To be done: Extract each line bearing the word "elements".

Records provided:
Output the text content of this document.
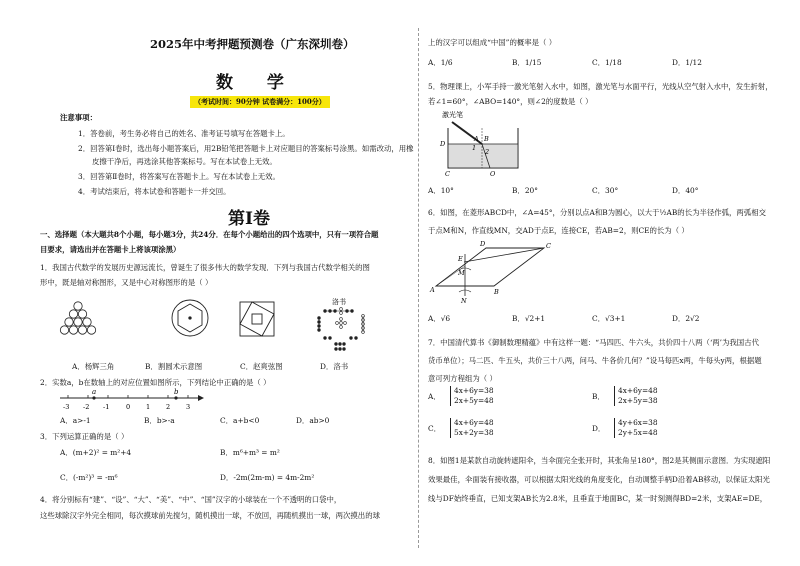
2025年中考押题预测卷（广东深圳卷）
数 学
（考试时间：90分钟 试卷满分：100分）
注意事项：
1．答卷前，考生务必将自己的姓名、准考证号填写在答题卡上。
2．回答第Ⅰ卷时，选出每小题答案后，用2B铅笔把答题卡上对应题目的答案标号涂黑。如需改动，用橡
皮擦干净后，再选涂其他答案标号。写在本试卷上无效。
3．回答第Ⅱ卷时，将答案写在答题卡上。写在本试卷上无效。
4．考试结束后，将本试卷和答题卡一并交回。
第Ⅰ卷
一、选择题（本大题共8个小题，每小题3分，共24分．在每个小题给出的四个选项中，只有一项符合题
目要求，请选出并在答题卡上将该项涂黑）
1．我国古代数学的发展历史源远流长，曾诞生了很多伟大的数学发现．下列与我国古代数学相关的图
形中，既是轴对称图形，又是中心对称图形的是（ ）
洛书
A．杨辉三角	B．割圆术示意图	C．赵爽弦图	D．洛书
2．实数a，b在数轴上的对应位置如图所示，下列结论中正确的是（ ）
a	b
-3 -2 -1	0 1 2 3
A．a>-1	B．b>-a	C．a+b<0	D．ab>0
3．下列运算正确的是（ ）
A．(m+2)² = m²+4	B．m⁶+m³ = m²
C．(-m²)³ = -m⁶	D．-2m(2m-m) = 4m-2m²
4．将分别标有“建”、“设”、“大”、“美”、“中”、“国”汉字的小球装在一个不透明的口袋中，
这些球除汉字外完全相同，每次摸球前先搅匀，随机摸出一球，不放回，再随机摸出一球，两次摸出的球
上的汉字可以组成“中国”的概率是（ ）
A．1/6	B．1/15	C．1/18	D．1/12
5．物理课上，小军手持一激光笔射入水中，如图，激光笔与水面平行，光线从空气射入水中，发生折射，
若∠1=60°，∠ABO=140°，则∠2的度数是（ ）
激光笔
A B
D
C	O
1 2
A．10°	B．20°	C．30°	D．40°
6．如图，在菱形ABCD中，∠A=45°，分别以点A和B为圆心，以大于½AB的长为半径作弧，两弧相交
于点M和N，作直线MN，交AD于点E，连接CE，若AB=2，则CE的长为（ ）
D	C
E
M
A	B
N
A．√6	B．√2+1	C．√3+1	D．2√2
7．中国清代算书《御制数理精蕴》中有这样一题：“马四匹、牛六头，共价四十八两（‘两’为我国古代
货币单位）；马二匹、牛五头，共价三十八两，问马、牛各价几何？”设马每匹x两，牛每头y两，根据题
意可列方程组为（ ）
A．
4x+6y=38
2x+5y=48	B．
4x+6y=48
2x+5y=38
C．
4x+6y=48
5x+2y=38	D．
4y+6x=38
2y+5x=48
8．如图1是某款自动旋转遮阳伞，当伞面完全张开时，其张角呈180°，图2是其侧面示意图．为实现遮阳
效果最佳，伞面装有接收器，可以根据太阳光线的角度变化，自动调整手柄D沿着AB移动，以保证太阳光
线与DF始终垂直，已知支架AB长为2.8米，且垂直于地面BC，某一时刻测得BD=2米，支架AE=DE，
...
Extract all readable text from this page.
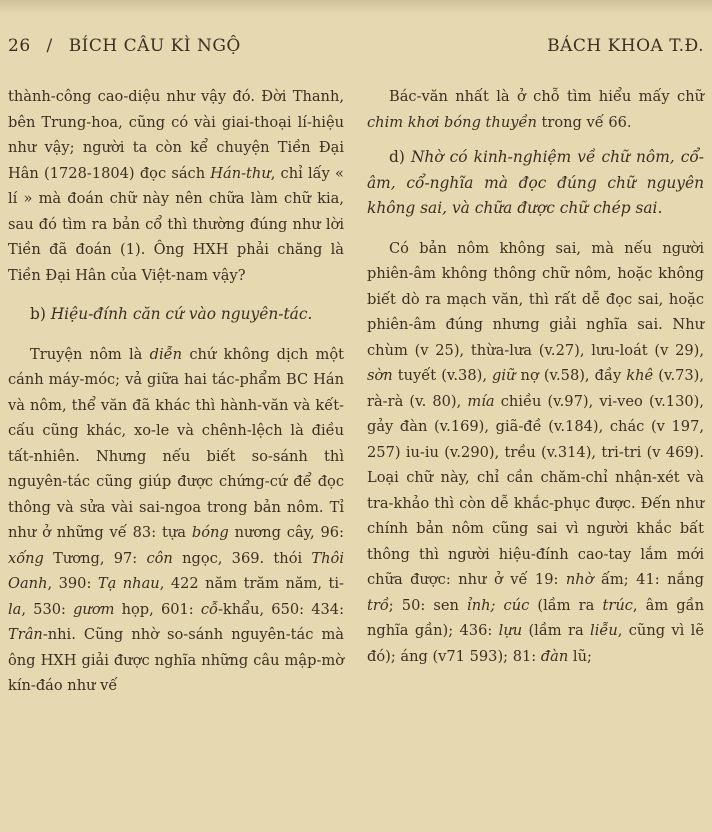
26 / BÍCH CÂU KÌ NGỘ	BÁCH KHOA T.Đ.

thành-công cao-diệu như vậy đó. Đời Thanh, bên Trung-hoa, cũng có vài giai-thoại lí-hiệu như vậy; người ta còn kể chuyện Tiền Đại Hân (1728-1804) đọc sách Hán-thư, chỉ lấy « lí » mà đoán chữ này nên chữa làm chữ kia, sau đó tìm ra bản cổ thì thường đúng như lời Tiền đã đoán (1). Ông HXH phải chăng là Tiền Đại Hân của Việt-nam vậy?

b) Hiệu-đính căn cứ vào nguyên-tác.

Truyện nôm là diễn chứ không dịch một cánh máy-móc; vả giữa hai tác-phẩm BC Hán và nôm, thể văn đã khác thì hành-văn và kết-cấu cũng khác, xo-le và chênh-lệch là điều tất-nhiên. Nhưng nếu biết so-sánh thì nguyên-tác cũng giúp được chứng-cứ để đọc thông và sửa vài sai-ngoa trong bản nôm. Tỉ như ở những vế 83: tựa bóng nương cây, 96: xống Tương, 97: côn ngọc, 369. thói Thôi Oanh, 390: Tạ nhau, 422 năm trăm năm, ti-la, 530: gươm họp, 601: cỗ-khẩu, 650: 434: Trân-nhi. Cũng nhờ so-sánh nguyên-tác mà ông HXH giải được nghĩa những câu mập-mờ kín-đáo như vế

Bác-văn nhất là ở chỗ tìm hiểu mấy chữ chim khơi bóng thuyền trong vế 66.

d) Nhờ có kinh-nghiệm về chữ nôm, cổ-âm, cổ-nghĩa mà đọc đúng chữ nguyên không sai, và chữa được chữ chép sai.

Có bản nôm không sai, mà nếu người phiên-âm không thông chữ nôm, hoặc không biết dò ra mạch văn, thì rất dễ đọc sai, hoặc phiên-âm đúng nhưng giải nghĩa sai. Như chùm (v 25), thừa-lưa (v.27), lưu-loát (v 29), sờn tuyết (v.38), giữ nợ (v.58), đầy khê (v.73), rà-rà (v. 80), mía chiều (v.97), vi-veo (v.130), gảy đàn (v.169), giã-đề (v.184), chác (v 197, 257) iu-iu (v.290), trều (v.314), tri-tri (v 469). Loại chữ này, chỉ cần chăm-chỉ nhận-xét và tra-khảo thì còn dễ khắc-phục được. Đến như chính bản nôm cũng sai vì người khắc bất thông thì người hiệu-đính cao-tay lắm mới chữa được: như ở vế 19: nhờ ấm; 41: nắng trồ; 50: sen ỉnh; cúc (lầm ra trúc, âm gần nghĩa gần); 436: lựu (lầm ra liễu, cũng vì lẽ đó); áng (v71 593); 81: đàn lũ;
--
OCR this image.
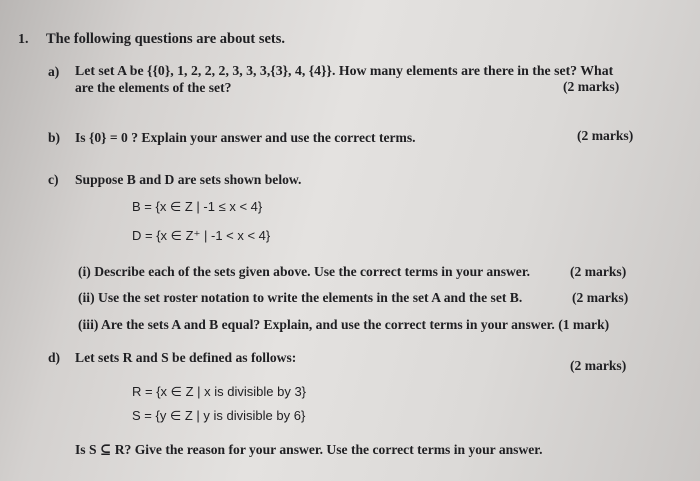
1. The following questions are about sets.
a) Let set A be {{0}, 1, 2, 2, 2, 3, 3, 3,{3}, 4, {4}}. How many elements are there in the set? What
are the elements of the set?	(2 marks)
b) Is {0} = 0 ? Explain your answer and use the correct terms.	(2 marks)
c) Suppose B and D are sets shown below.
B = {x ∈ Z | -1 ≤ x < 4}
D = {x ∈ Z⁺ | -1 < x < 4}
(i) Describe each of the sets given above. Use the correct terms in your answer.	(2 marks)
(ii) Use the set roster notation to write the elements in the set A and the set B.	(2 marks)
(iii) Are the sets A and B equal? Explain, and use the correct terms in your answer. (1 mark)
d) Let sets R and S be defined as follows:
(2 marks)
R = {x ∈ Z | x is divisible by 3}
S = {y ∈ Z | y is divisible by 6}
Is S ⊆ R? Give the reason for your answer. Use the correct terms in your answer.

Final result:
a) Let set A be {{0}, 1, 2, 2, 2, 3, 3, 3,{3}, 4, {4}}. How many elements are there in the set? What
are the elements of the set?	(2 marks)
(ii) Use the set roster notation to write the elements in the set A and the set B.	(2 marks)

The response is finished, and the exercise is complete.